What you will do:
Repeat, line for line, the entries printed below.

Dataset rows about figures:
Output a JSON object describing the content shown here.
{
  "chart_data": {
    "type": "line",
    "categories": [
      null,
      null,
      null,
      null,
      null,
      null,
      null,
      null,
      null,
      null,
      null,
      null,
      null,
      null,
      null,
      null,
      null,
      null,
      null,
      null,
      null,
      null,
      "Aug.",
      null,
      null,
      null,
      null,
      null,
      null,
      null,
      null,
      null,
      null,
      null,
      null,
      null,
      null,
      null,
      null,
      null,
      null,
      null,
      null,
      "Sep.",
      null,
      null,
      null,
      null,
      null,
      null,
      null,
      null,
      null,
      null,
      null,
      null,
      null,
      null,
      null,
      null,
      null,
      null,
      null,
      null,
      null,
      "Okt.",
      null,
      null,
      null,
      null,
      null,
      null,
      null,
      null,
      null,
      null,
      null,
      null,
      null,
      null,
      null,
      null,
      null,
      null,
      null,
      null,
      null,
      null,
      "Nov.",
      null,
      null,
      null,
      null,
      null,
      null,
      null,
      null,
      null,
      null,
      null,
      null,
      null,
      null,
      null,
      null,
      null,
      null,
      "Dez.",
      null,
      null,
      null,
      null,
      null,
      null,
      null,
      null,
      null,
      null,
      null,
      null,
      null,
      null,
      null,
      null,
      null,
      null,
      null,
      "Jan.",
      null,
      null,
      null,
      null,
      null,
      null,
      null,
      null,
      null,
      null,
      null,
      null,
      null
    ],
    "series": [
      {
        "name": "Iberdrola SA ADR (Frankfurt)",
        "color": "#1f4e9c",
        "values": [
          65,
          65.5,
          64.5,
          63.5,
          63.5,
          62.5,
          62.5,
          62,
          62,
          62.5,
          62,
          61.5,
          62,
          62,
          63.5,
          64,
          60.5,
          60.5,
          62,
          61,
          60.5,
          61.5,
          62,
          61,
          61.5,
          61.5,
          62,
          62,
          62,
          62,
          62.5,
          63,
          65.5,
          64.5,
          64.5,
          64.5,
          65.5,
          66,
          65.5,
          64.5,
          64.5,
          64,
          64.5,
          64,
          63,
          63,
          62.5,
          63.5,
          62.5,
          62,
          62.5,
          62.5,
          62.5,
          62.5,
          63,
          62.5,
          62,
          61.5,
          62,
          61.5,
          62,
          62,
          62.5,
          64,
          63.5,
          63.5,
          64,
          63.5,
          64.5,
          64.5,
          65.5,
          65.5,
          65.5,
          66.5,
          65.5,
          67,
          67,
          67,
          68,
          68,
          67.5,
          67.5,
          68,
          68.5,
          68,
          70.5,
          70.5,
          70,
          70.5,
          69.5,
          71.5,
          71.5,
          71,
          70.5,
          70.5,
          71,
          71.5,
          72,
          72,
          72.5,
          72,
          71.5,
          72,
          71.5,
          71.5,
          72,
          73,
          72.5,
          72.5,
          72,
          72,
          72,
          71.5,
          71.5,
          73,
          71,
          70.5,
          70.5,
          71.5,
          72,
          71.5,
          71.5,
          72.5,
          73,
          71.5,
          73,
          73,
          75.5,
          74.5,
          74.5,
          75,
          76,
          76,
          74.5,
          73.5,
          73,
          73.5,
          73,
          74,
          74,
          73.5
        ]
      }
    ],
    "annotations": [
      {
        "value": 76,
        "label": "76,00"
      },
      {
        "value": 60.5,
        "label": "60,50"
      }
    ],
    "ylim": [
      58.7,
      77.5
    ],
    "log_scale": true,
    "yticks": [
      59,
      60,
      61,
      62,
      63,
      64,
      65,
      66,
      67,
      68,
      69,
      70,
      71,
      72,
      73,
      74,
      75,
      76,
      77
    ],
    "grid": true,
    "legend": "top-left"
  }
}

Exercise solution:
Output a JSON object describing the content shown here.
{
  "chart_data": {
    "type": "line",
    "categories": [
      null,
      null,
      null,
      null,
      null,
      null,
      null,
      null,
      null,
      null,
      null,
      null,
      null,
      null,
      null,
      null,
      null,
      null,
      null,
      null,
      null,
      null,
      "Aug.",
      null,
      null,
      null,
      null,
      null,
      null,
      null,
      null,
      null,
      null,
      null,
      null,
      null,
      null,
      null,
      null,
      null,
      null,
      null,
      null,
      "Sep.",
      null,
      null,
      null,
      null,
      null,
      null,
      null,
      null,
      null,
      null,
      null,
      null,
      null,
      null,
      null,
      null,
      null,
      null,
      null,
      null,
      null,
      "Okt.",
      null,
      null,
      null,
      null,
      null,
      null,
      null,
      null,
      null,
      null,
      null,
      null,
      null,
      null,
      null,
      null,
      null,
      null,
      null,
      null,
      null,
      null,
      "Nov.",
      null,
      null,
      null,
      null,
      null,
      null,
      null,
      null,
      null,
      null,
      null,
      null,
      null,
      null,
      null,
      null,
      null,
      null,
      "Dez.",
      null,
      null,
      null,
      null,
      null,
      null,
      null,
      null,
      null,
      null,
      null,
      null,
      null,
      null,
      null,
      null,
      null,
      null,
      null,
      "Jan.",
      null,
      null,
      null,
      null,
      null,
      null,
      null,
      null,
      null,
      null,
      null,
      null,
      null
    ],
    "series": [
      {
        "name": "Iberdrola SA ADR (Frankfurt)",
        "color": "#1f4e9c",
        "values": [
          65,
          65.5,
          64.5,
          63.5,
          63.5,
          62.5,
          62.5,
          62,
          62,
          62.5,
          62,
          61.5,
          62,
          62,
          63.5,
          64,
          60.5,
          60.5,
          62,
          61,
          60.5,
          61.5,
          62,
          61,
          61.5,
          61.5,
          62,
          62,
          62,
          62,
          62.5,
          63,
          65.5,
          64.5,
          64.5,
          64.5,
          65.5,
          66,
          65.5,
          64.5,
          64.5,
          64,
          64.5,
          64,
          63,
          63,
          62.5,
          63.5,
          62.5,
          62,
          62.5,
          62.5,
          62.5,
          62.5,
          63,
          62.5,
          62,
          61.5,
          62,
          61.5,
          62,
          62,
          62.5,
          64,
          63.5,
          63.5,
          64,
          63.5,
          64.5,
          64.5,
          65.5,
          65.5,
          65.5,
          66.5,
          65.5,
          67,
          67,
          67,
          68,
          68,
          67.5,
          67.5,
          68,
          68.5,
          68,
          70.5,
          70.5,
          70,
          70.5,
          69.5,
          71.5,
          71.5,
          71,
          70.5,
          70.5,
          71,
          71.5,
          72,
          72,
          72.5,
          72,
          71.5,
          72,
          71.5,
          71.5,
          72,
          73,
          72.5,
          72.5,
          72,
          72,
          72,
          71.5,
          71.5,
          73,
          71,
          70.5,
          70.5,
          71.5,
          72,
          71.5,
          71.5,
          72.5,
          73,
          71.5,
          73,
          73,
          75.5,
          74.5,
          74.5,
          75,
          76,
          76,
          74.5,
          73.5,
          73,
          73.5,
          73,
          74,
          74,
          73.5
        ]
      }
    ],
    "annotations": [
      {
        "value": 76,
        "label": "76,00"
      },
      {
        "value": 60.5,
        "label": "60,50"
      }
    ],
    "ylim": [
      58.7,
      77.5
    ],
    "log_scale": true,
    "yticks": [
      59,
      60,
      61,
      62,
      63,
      64,
      65,
      66,
      67,
      68,
      69,
      70,
      71,
      72,
      73,
      74,
      75,
      76,
      77
    ],
    "grid": true,
    "legend": "top-left"
  }
}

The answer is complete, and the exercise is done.